Optimizing query joins¶
For tables with foreign keys or many-to-many fields, declare them so you don't get N+1:
class Meta:
list_var = "posts"
queryset_select_related = ("author",) # FK joined in one SQL query
queryset_prefetch = ("tags", "comments") # many-to-many / reverse FK batched
ModelState vs ModelCRUDView — which one?¶
Both are declarative CRUD. The difference is mostly naming and how the serializer is sourced.
ModelState |
ModelCRUDView |
|
|---|---|---|
| Inheritance | already an AppState |
mix in with AppState yourself |
| Serializer | auto-built from model + fields |
you write a serializer_class |
| List variable | state.data (or custom via Meta.list_var) |
plural model name (or custom) |
| Save handler | state.save() |
state.save_<model>() (or custom) |
| Delete handler | state.delete(pk) |
state.delete_<model>(pk) (or custom) |
| Best for | New CRUD pages, fast iteration | Sharing a DRF serializer or wanting explicit names |
Both classes share the same dispatch pipeline under the hood, so any pattern you learn (validation, scoping, hooks) applies to both. See Choosing ModelState vs ModelCRUDView for a side-by-side.
Pagination, search, validation¶
The patterns are identical to ModelState. Add paginate_by to Meta for pagination. Add search_fields for search. Override clean_<field> and validate_state for validation. Same hooks, same behavior, just different default names.

Dataset excerpts:
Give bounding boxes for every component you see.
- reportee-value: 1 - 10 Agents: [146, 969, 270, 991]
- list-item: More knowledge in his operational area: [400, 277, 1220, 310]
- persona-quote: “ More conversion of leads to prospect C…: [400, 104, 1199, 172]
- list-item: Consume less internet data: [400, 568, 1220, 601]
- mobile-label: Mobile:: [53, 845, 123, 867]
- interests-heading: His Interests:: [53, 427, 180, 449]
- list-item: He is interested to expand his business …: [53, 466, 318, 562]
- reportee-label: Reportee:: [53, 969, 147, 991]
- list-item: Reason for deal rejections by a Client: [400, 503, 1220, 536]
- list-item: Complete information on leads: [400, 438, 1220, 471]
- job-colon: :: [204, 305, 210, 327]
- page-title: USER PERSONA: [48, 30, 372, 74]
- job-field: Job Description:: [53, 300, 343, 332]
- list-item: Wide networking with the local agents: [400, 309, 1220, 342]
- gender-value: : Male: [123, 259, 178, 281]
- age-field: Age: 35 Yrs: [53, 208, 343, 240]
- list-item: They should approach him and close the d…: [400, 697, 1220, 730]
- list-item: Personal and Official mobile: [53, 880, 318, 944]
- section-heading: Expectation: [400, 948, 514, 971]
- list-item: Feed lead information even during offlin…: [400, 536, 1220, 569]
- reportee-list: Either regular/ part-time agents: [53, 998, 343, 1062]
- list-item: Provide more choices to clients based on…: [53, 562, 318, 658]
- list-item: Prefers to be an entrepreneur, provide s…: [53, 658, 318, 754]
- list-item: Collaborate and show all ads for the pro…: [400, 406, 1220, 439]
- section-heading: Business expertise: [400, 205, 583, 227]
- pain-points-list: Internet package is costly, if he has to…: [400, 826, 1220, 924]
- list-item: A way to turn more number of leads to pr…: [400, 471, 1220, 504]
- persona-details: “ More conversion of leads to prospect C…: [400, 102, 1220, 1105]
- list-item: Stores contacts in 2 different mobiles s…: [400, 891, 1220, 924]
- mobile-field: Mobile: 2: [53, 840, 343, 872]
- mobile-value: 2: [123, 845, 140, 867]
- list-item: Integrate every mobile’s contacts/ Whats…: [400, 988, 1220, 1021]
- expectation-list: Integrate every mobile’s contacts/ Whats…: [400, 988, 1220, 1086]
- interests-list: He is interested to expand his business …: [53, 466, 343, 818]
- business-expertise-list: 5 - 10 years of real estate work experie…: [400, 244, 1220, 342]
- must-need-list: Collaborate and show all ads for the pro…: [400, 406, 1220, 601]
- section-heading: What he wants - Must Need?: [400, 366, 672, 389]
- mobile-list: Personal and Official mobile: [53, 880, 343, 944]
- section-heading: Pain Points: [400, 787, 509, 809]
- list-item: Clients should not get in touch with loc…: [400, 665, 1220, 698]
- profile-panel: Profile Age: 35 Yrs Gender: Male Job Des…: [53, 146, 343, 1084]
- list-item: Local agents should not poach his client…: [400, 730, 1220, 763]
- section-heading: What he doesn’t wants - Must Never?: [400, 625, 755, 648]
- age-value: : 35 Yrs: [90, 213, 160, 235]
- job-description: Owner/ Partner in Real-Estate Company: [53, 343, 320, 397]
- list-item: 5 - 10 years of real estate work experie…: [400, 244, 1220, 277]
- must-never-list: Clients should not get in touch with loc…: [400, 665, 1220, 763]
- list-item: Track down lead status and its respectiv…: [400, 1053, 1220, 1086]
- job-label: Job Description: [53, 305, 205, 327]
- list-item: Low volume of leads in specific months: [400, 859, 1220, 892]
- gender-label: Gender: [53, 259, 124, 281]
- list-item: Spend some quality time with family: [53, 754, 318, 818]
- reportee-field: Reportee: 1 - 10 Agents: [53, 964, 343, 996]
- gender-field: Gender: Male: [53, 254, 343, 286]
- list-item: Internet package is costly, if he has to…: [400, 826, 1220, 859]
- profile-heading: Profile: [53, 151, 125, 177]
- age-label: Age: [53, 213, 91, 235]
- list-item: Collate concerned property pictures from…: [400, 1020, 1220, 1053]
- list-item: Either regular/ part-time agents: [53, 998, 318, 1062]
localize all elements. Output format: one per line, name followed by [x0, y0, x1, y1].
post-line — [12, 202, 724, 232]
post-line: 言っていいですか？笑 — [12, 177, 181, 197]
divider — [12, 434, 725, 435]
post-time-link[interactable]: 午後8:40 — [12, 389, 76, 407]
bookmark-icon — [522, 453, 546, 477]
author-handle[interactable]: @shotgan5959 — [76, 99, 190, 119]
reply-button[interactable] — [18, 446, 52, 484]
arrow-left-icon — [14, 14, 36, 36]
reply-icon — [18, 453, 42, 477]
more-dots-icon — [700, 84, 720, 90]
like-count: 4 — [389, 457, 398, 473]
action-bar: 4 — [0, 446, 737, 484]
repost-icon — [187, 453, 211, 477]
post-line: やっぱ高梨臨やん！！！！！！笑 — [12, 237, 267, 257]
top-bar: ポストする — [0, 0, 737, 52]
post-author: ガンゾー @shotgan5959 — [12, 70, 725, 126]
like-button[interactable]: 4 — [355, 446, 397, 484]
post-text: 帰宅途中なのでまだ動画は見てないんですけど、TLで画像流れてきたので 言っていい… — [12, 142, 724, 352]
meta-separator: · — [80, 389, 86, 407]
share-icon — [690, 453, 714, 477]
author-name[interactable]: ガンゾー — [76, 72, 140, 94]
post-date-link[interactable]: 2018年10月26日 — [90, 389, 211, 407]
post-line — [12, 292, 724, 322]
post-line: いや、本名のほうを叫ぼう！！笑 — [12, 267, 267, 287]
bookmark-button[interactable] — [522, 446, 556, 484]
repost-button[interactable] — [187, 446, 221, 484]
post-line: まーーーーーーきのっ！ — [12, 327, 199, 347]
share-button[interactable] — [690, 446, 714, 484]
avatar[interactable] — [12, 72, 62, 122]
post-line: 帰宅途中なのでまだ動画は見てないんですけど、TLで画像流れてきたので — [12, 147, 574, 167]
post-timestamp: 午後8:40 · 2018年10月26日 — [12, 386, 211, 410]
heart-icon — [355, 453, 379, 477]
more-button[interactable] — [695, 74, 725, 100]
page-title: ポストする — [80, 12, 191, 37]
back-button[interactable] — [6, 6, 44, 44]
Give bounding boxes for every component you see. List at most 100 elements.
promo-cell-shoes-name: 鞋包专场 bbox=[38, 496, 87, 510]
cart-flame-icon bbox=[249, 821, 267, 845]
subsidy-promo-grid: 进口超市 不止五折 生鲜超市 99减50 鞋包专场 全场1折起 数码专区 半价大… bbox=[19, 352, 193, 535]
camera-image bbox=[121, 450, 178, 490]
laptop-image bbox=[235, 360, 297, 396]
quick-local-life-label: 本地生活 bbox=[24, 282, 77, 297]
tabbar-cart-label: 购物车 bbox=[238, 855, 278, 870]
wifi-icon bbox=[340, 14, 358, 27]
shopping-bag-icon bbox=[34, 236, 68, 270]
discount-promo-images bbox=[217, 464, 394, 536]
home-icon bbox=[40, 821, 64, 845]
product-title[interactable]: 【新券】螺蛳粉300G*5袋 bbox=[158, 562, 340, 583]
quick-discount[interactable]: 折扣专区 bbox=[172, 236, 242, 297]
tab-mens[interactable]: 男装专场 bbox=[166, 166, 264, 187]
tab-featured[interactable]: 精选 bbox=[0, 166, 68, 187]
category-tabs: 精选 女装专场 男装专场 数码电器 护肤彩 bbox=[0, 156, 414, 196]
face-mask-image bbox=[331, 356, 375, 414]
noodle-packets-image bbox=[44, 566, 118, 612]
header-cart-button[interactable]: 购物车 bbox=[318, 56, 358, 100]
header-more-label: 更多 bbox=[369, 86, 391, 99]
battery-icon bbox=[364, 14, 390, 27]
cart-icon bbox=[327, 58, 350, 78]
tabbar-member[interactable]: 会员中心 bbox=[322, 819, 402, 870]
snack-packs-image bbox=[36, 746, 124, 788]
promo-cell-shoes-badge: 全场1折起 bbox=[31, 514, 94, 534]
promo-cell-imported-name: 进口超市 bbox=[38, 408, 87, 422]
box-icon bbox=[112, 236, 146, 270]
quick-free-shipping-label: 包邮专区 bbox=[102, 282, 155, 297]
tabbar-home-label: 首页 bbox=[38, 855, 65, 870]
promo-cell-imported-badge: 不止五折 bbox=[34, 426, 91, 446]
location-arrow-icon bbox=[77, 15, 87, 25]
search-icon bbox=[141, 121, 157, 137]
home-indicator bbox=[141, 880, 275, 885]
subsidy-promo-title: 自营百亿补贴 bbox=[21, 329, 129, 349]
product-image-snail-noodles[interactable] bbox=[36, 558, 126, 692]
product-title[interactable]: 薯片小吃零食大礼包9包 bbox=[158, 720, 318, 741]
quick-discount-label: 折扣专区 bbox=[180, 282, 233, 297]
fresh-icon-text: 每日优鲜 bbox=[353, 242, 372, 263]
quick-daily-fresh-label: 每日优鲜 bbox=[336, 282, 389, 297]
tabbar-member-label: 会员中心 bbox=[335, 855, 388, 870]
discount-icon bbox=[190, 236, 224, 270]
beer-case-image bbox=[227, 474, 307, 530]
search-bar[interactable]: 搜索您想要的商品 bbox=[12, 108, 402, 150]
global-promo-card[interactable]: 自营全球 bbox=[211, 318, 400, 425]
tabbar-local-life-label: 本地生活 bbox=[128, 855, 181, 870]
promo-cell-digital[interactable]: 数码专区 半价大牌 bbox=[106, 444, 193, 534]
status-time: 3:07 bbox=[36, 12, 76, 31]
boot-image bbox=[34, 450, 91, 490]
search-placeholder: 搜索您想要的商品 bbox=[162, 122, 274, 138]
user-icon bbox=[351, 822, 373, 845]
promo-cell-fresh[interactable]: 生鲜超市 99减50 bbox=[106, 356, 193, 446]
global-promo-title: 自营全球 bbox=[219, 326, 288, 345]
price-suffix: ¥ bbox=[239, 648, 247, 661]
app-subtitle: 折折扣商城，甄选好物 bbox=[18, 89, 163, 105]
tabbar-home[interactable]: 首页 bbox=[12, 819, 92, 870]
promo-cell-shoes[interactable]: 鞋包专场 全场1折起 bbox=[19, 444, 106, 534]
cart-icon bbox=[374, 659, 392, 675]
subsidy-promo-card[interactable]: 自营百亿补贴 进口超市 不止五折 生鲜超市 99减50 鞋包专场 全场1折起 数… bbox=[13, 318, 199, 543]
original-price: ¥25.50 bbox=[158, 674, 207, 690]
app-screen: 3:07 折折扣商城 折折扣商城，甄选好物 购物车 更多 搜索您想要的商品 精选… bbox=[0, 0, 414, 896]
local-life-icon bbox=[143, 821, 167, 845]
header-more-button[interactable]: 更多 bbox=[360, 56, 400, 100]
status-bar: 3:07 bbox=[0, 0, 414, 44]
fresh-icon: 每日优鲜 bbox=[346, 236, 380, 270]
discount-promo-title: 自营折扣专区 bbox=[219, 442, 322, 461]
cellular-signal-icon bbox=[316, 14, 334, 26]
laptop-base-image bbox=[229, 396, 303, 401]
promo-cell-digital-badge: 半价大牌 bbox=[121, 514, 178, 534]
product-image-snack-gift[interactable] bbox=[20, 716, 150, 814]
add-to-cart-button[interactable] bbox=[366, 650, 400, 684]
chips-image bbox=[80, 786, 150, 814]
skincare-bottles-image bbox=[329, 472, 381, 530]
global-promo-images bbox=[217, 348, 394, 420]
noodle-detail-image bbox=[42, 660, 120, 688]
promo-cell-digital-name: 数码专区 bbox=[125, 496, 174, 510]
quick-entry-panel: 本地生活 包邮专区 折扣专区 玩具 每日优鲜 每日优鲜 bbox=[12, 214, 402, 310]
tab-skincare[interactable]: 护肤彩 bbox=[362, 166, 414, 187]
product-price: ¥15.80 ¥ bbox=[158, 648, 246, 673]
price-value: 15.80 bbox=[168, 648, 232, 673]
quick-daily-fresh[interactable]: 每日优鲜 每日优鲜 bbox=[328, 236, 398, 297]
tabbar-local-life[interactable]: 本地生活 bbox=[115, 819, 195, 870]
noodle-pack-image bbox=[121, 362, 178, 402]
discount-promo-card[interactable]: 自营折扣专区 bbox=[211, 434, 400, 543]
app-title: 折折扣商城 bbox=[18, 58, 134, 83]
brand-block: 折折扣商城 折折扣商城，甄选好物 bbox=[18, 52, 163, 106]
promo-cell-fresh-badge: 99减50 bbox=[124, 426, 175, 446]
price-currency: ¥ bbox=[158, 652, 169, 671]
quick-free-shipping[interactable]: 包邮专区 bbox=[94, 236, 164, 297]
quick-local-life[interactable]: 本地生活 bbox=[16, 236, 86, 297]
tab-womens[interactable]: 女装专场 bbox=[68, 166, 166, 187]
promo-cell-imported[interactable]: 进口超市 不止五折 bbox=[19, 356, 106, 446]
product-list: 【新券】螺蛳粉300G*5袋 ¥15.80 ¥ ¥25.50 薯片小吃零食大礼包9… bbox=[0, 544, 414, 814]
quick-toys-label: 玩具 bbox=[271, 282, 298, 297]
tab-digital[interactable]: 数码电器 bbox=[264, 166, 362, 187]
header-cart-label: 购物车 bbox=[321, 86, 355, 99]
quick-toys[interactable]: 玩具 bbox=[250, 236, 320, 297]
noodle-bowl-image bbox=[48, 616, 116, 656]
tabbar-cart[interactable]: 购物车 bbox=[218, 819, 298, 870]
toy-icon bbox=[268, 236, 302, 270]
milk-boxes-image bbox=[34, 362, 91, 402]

Activity list:
a. Answer these questions from the documentation text.
(i) Which field is given to queryset_select_related in the Meta example?
(ii) What is ModelState's default delete handler?
(iii) Which attribute is added to Meta for pagination?
b. Duplicate the documentation text from "Optimizing query joins¶" up to and including "serializer is sourced.".

Answers by task:
a.
(i) "author"
(ii) state.delete(pk)
(iii) paginate_by

b.
Optimizing query joins¶
For tables with foreign keys or many-to-many fields, declare them so you don't get N+1:
class Meta:
list_var = "posts"
queryset_select_related = ("author",) # FK joined in one SQL query
queryset_prefetch = ("tags", "comments") # many-to-many / reverse FK batched
ModelState vs ModelCRUDView — which one?¶
Both are declarative CRUD. The difference is mostly naming and how the serializer is sourced.